_Exercise_
Where a line contains the string "සඳහන", copy that line.
=====
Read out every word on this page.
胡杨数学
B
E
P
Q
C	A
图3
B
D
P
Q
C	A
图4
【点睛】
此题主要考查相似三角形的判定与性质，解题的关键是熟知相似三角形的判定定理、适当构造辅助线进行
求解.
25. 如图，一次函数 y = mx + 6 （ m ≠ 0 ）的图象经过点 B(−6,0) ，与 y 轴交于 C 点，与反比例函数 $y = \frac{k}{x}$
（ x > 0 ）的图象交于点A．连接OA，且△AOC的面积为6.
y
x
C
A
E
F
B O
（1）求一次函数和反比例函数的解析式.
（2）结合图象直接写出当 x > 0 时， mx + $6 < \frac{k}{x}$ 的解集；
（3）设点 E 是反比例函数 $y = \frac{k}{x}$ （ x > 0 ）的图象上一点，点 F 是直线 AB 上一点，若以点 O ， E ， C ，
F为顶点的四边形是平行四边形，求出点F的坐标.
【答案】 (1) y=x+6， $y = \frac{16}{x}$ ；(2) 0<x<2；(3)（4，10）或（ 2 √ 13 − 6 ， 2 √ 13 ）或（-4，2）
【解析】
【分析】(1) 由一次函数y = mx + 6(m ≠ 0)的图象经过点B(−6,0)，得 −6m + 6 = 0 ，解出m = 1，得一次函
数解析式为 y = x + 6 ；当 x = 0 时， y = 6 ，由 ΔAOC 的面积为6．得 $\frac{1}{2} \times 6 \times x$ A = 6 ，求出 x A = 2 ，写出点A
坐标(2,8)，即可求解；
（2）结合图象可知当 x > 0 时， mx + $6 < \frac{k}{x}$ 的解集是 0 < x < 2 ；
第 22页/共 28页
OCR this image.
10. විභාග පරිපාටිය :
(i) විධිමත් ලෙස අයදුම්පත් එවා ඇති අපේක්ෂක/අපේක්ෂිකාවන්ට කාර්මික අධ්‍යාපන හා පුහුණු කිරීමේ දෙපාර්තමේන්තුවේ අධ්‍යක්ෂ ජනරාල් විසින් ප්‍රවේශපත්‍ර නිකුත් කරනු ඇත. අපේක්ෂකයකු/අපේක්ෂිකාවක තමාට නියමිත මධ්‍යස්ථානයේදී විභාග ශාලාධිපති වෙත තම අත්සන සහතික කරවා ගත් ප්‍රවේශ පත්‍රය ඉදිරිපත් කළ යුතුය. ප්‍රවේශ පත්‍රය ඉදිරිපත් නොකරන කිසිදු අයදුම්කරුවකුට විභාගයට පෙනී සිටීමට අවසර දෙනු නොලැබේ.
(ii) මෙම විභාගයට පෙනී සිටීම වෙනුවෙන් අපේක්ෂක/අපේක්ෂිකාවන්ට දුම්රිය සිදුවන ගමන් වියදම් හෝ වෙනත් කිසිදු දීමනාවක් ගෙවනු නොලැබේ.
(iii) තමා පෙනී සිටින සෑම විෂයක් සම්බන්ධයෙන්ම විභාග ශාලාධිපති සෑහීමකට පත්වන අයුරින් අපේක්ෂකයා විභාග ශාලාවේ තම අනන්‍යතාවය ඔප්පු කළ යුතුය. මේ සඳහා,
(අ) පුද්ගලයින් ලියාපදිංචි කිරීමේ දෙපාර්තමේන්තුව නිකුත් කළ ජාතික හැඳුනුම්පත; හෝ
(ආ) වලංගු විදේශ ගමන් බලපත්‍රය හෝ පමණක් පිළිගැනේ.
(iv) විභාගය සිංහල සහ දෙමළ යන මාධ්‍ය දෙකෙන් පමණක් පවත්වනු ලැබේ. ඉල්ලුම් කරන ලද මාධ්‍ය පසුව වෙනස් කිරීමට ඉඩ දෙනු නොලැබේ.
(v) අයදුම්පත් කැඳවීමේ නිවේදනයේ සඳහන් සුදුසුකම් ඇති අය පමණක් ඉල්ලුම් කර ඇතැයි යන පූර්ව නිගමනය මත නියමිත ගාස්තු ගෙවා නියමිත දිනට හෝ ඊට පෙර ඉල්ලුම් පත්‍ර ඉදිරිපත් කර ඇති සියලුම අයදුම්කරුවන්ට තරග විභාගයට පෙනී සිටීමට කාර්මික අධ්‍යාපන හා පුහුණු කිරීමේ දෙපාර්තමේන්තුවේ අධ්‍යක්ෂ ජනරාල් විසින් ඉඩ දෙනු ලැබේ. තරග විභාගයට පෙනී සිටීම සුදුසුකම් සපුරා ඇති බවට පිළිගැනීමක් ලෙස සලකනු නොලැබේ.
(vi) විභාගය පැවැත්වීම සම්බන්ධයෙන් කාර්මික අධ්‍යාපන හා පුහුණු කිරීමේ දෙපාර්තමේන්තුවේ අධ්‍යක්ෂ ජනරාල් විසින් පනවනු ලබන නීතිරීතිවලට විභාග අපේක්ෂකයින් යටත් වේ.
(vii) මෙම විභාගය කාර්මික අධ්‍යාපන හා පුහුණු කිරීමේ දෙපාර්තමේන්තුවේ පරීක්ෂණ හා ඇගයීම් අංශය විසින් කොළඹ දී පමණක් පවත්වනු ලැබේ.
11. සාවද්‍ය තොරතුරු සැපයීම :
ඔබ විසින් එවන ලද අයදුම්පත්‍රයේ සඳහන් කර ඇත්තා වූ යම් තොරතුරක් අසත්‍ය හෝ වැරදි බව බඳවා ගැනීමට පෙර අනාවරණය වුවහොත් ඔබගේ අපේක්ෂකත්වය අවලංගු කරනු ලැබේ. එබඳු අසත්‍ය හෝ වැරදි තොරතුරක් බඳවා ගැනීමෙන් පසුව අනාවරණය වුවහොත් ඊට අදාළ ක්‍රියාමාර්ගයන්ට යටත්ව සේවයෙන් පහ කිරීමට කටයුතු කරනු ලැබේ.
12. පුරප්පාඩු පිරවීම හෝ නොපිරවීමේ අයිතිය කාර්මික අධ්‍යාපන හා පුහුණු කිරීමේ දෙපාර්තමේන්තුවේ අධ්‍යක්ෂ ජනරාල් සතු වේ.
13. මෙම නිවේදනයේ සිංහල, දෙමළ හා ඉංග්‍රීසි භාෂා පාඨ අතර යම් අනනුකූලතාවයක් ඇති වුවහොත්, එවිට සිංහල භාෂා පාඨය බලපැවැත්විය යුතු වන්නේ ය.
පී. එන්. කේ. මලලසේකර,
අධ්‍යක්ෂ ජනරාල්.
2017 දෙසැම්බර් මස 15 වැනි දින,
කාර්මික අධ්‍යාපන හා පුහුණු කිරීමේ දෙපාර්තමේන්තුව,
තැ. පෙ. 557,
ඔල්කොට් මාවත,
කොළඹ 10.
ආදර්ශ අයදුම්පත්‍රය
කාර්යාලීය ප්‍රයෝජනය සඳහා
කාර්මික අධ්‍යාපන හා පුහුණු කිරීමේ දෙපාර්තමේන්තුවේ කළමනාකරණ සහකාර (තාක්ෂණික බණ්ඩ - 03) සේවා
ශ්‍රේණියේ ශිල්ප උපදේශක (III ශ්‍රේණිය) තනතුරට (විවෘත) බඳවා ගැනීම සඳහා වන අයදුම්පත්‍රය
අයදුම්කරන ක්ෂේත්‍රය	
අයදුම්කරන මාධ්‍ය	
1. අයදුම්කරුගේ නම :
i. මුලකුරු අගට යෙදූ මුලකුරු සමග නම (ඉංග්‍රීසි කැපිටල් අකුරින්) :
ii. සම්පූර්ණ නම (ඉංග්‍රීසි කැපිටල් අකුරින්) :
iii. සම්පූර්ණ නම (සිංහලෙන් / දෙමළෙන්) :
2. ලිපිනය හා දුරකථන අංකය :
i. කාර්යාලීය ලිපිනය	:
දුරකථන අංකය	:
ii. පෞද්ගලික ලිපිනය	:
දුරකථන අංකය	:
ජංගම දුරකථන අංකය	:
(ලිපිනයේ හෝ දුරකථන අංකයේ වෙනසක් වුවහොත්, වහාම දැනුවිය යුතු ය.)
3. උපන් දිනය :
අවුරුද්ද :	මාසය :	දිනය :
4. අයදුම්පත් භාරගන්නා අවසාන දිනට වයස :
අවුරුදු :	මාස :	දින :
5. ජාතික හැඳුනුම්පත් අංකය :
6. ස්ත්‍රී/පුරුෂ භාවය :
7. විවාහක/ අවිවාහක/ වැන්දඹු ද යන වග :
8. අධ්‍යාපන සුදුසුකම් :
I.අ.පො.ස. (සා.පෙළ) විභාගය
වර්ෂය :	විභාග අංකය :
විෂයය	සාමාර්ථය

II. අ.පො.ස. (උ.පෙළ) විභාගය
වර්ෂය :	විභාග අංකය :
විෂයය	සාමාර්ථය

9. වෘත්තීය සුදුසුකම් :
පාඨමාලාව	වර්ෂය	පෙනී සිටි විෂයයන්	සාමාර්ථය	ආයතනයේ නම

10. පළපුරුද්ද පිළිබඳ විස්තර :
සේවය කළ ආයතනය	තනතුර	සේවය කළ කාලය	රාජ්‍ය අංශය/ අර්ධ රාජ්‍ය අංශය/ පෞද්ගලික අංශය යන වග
=====
_Task answer_
(v) අයදුම්පත් කැඳවීමේ නිවේදනයේ සඳහන් සුදුසුකම් ඇති අය පමණක් ඉල්ලුම් කර ඇතැයි යන පූර්ව නිගමනය මත නියමිත ගාස්තු ගෙවා නියමිත දිනට හෝ ඊට පෙර ඉල්ලුම් පත්‍ර ඉදිරිපත් කර ඇති සියලුම අයදුම්කරුවන්ට තරග විභාගයට පෙනී සිටීමට කාර්මික අධ්‍යාපන හා පුහුණු කිරීමේ දෙපාර්තමේන්තුවේ අධ්‍යක්ෂ ජනරාල් විසින් ඉඩ දෙනු ලැබේ. තරග විභාගයට පෙනී සිටීම සුදුසුකම් සපුරා ඇති බවට පිළිගැනීමක් ලෙස සලකනු නොලැබේ.
ඔබ විසින් එවන ලද අයදුම්පත්‍රයේ සඳහන් කර ඇත්තා වූ යම් තොරතුරක් අසත්‍ය හෝ වැරදි බව බඳවා ගැනීමට පෙර අනාවරණය වුවහොත් ඔබගේ අපේක්ෂකත්වය අවලංගු කරනු ලැබේ. එබඳු අසත්‍ය හෝ වැරදි තොරතුරක් බඳවා ගැනීමෙන් පසුව අනාවරණය වුවහොත් ඊට අදාළ ක්‍රියාමාර්ගයන්ට යටත්ව සේවයෙන් පහ කිරීමට කටයුතු කරනු ලැබේ.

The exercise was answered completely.